Dataset >>
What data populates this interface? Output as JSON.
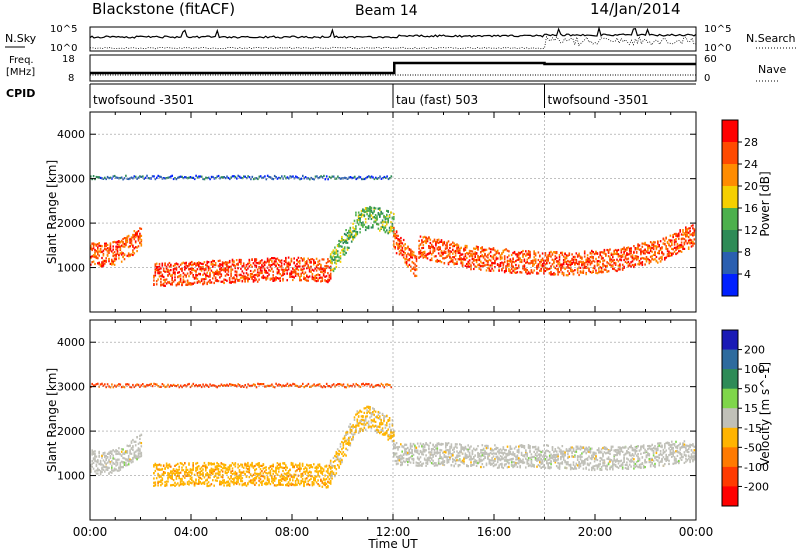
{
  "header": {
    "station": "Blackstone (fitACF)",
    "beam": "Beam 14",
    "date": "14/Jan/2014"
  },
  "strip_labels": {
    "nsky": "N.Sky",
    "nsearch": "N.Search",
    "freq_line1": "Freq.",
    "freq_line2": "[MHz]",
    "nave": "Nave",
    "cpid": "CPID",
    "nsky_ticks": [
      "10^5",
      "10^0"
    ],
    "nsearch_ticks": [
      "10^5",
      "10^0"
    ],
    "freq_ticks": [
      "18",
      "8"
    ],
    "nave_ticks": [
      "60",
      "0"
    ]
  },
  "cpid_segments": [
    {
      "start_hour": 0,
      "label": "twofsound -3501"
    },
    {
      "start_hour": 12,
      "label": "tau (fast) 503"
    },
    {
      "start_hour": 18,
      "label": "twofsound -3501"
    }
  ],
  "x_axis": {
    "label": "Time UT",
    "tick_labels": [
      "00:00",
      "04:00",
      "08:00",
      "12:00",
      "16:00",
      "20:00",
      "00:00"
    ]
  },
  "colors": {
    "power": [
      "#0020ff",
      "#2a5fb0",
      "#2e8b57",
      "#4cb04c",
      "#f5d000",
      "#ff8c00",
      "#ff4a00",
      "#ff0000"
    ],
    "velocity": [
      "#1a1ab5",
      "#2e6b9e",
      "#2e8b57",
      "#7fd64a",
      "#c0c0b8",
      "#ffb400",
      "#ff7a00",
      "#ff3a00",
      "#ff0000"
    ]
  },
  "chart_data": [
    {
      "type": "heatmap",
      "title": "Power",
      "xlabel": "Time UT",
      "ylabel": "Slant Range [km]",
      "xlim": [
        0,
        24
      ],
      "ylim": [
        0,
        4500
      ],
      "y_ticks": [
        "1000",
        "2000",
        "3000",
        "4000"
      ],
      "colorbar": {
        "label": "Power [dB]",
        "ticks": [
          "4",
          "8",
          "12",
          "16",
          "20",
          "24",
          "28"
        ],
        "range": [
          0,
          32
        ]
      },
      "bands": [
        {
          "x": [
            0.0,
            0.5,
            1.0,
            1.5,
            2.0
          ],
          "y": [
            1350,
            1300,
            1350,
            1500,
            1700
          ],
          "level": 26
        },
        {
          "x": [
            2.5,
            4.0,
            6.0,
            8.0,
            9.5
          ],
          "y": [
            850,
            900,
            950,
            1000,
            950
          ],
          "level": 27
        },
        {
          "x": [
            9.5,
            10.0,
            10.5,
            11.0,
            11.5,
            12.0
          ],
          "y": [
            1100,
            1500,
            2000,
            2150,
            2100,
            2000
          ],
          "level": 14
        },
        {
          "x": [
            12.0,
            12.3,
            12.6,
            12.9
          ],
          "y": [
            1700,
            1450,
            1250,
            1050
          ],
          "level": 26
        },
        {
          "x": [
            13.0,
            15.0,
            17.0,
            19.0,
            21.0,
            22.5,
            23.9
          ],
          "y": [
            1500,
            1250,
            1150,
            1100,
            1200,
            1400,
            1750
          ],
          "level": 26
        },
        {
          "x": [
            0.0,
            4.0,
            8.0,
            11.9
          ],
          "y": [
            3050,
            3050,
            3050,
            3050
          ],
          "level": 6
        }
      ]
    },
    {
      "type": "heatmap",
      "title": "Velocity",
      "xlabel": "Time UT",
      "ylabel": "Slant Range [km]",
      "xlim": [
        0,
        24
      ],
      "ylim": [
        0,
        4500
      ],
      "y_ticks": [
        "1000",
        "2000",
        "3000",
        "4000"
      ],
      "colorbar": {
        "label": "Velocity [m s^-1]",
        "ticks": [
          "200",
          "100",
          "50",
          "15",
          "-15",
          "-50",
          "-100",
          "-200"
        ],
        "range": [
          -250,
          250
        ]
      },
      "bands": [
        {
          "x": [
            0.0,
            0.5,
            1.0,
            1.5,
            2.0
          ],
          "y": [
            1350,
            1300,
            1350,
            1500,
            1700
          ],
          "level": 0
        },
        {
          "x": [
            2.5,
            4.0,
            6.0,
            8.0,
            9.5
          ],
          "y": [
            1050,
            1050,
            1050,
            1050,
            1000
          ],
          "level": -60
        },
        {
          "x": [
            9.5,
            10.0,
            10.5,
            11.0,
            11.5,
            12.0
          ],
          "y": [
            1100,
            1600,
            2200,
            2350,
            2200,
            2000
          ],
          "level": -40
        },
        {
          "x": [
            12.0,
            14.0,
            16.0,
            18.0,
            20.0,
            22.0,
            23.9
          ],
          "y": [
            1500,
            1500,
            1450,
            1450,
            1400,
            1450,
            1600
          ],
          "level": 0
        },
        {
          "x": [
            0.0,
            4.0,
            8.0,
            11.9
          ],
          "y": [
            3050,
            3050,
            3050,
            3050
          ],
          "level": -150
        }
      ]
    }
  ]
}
---
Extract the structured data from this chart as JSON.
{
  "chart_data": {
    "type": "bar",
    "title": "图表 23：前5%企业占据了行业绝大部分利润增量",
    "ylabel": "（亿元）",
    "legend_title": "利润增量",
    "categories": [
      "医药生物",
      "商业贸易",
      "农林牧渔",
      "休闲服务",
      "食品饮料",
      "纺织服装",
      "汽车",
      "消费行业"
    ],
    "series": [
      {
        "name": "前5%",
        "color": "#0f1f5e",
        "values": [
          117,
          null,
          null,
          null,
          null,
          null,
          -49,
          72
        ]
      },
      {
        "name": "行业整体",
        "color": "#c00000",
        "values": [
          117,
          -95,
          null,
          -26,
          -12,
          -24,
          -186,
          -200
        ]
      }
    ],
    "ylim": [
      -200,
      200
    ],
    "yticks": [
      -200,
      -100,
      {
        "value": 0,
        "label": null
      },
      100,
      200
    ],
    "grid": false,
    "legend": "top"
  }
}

Written task >> Which lines contain the word "this"? Return each of them.

The solution >>
What data populates this interface? Output as JSON.
Extract the structured data from this chart as JSON.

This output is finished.